>> start Data records
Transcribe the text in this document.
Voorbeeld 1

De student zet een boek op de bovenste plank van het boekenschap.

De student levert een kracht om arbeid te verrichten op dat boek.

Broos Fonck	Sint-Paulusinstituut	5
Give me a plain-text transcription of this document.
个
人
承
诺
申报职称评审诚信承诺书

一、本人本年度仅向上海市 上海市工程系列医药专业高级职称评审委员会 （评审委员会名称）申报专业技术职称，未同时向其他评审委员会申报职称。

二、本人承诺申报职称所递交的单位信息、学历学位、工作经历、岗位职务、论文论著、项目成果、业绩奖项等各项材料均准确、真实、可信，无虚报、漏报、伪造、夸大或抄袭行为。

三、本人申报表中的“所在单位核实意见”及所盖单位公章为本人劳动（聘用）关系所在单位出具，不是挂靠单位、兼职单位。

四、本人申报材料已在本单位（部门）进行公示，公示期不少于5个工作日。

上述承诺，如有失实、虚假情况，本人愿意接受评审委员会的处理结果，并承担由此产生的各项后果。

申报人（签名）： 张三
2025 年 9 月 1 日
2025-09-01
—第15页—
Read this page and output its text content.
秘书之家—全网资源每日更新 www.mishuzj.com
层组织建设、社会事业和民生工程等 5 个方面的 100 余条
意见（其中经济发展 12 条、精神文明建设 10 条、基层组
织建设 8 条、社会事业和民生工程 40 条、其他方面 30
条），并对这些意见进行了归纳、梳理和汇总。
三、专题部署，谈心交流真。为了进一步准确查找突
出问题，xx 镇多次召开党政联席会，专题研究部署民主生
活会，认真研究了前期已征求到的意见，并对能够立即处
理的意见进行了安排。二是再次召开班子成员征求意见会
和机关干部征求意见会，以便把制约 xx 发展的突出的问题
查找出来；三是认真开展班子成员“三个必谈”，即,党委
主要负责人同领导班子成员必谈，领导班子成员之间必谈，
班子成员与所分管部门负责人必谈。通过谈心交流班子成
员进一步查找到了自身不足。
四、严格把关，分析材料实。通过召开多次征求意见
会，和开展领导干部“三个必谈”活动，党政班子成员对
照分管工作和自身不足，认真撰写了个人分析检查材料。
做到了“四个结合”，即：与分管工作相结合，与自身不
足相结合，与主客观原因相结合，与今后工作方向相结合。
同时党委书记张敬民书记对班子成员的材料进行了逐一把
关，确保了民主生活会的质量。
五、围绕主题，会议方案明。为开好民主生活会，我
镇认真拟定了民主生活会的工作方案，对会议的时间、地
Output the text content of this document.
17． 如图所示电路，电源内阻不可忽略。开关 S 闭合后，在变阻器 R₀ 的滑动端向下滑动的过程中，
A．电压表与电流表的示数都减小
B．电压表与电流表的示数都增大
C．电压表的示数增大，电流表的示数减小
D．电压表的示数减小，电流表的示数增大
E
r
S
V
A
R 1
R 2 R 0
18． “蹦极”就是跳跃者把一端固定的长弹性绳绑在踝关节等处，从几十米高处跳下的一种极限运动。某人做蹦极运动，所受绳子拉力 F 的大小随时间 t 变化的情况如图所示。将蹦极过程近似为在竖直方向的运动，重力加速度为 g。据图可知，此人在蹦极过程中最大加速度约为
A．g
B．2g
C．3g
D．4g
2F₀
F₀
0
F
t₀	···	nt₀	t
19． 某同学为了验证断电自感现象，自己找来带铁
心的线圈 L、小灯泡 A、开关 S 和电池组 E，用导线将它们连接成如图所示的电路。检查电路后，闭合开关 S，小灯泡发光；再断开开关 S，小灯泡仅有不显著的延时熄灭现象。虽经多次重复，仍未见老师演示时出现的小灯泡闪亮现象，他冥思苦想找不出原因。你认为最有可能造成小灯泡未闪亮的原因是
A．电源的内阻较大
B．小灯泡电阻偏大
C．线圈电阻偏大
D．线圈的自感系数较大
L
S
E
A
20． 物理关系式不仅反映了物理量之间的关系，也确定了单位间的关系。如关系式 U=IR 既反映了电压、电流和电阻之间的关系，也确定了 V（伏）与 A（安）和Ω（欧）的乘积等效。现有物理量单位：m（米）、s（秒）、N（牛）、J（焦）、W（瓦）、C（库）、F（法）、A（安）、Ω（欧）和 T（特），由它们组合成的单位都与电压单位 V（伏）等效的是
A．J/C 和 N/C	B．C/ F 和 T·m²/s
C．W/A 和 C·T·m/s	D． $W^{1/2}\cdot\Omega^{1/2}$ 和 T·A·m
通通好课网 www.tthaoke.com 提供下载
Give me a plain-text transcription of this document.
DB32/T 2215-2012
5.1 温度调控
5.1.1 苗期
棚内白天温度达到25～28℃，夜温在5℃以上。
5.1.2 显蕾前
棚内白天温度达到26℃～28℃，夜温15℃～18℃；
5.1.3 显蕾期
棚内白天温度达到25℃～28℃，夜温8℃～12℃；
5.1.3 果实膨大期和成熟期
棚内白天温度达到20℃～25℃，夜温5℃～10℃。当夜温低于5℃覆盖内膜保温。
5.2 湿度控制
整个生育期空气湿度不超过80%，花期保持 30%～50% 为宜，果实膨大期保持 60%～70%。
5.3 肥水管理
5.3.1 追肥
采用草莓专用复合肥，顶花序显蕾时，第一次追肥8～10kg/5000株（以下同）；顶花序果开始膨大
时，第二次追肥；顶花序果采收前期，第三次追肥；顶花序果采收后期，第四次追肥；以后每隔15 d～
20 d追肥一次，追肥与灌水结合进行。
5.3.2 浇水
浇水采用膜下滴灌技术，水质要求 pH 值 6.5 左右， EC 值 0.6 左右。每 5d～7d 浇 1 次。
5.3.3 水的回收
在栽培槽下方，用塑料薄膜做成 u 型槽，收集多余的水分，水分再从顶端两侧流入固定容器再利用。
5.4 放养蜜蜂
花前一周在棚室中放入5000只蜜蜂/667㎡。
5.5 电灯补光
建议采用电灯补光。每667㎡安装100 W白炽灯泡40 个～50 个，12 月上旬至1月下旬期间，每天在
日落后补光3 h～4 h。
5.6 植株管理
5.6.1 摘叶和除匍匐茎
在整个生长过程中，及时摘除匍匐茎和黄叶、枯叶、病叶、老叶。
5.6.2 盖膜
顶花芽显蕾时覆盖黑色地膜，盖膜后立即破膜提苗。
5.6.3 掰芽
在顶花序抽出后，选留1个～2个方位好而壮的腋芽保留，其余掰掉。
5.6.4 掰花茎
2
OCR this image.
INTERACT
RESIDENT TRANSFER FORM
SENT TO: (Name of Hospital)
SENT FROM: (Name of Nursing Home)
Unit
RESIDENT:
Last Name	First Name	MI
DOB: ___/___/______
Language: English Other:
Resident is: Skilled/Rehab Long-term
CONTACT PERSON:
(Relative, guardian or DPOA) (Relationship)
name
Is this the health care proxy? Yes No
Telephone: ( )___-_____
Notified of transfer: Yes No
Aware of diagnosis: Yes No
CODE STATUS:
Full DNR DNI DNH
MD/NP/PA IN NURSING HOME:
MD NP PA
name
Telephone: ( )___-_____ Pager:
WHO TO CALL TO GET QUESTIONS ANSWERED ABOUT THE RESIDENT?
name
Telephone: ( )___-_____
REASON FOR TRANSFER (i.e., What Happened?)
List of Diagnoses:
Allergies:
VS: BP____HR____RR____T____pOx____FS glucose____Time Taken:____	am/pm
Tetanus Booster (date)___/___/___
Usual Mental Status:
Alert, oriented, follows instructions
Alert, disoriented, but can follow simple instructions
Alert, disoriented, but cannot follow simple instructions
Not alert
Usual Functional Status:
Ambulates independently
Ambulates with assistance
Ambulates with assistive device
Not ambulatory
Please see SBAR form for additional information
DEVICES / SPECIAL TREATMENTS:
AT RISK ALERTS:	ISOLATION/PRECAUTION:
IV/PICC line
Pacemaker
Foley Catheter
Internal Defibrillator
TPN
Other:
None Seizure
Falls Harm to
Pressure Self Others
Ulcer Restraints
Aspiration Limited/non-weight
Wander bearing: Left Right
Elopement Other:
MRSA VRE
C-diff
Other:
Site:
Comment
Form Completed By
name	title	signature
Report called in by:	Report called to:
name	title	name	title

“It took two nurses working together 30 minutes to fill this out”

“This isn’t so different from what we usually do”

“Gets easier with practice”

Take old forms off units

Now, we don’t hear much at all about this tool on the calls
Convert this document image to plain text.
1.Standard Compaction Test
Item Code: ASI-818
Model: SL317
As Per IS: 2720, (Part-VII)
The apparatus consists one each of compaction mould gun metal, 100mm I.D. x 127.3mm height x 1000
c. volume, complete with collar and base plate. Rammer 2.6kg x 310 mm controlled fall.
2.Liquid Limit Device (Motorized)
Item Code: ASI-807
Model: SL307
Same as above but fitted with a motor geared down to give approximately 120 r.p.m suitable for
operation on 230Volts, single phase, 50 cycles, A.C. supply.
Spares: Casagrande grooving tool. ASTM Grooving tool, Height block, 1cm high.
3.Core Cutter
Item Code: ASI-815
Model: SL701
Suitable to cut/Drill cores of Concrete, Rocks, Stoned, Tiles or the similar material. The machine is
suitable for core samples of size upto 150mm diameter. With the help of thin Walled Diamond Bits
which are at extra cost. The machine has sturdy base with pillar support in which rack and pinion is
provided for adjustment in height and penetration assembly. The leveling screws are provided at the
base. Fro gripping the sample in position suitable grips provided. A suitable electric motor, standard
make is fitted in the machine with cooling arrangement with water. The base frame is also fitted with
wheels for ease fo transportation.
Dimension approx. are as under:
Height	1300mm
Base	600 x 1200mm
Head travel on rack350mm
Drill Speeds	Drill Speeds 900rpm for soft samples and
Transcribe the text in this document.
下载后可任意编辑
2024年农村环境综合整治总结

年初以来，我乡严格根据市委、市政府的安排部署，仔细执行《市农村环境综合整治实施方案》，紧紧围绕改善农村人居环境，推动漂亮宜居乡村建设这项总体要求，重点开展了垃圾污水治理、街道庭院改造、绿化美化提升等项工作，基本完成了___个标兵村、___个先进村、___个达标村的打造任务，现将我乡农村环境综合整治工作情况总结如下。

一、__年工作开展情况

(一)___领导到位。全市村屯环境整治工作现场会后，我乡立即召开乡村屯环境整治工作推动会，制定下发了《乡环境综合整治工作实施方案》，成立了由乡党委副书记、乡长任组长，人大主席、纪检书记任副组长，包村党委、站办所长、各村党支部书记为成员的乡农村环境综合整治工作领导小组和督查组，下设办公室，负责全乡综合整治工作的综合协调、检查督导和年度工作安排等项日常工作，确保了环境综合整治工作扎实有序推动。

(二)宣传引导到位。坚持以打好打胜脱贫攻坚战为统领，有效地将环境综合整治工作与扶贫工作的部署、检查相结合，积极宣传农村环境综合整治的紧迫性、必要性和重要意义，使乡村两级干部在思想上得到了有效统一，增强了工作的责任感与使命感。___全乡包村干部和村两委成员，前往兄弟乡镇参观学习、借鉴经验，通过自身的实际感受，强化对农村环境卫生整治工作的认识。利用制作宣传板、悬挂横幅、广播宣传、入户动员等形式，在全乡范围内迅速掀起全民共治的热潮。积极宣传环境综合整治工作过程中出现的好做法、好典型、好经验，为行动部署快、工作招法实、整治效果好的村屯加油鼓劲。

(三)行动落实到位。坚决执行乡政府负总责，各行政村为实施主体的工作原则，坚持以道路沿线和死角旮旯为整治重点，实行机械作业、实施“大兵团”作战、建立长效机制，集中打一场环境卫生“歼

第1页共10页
>> end Data records
## What to do
Exactly and exclusively, repeat the lines from the line that contains "Convert this document image to plain text." through the end of the records, both ends included.

## Exercise solution
Convert this document image to plain text.
1.Standard Compaction Test
Item Code: ASI-818
Model: SL317
As Per IS: 2720, (Part-VII)
The apparatus consists one each of compaction mould gun metal, 100mm I.D. x 127.3mm height x 1000
c. volume, complete with collar and base plate. Rammer 2.6kg x 310 mm controlled fall.
2.Liquid Limit Device (Motorized)
Item Code: ASI-807
Model: SL307
Same as above but fitted with a motor geared down to give approximately 120 r.p.m suitable for
operation on 230Volts, single phase, 50 cycles, A.C. supply.
Spares: Casagrande grooving tool. ASTM Grooving tool, Height block, 1cm high.
3.Core Cutter
Item Code: ASI-815
Model: SL701
Suitable to cut/Drill cores of Concrete, Rocks, Stoned, Tiles or the similar material. The machine is
suitable for core samples of size upto 150mm diameter. With the help of thin Walled Diamond Bits
which are at extra cost. The machine has sturdy base with pillar support in which rack and pinion is
provided for adjustment in height and penetration assembly. The leveling screws are provided at the
base. Fro gripping the sample in position suitable grips provided. A suitable electric motor, standard
make is fitted in the machine with cooling arrangement with water. The base frame is also fitted with
wheels for ease fo transportation.
Dimension approx. are as under:
Height	1300mm
Base	600 x 1200mm
Head travel on rack350mm
Drill Speeds	Drill Speeds 900rpm for soft samples and
Transcribe the text in this document.
下载后可任意编辑
2024年农村环境综合整治总结

年初以来，我乡严格根据市委、市政府的安排部署，仔细执行《市农村环境综合整治实施方案》，紧紧围绕改善农村人居环境，推动漂亮宜居乡村建设这项总体要求，重点开展了垃圾污水治理、街道庭院改造、绿化美化提升等项工作，基本完成了___个标兵村、___个先进村、___个达标村的打造任务，现将我乡农村环境综合整治工作情况总结如下。

一、__年工作开展情况

(一)___领导到位。全市村屯环境整治工作现场会后，我乡立即召开乡村屯环境整治工作推动会，制定下发了《乡环境综合整治工作实施方案》，成立了由乡党委副书记、乡长任组长，人大主席、纪检书记任副组长，包村党委、站办所长、各村党支部书记为成员的乡农村环境综合整治工作领导小组和督查组，下设办公室，负责全乡综合整治工作的综合协调、检查督导和年度工作安排等项日常工作，确保了环境综合整治工作扎实有序推动。

(二)宣传引导到位。坚持以打好打胜脱贫攻坚战为统领，有效地将环境综合整治工作与扶贫工作的部署、检查相结合，积极宣传农村环境综合整治的紧迫性、必要性和重要意义，使乡村两级干部在思想上得到了有效统一，增强了工作的责任感与使命感。___全乡包村干部和村两委成员，前往兄弟乡镇参观学习、借鉴经验，通过自身的实际感受，强化对农村环境卫生整治工作的认识。利用制作宣传板、悬挂横幅、广播宣传、入户动员等形式，在全乡范围内迅速掀起全民共治的热潮。积极宣传环境综合整治工作过程中出现的好做法、好典型、好经验，为行动部署快、工作招法实、整治效果好的村屯加油鼓劲。

(三)行动落实到位。坚决执行乡政府负总责，各行政村为实施主体的工作原则，坚持以道路沿线和死角旮旯为整治重点，实行机械作业、实施“大兵团”作战、建立长效机制，集中打一场环境卫生“歼

第1页共10页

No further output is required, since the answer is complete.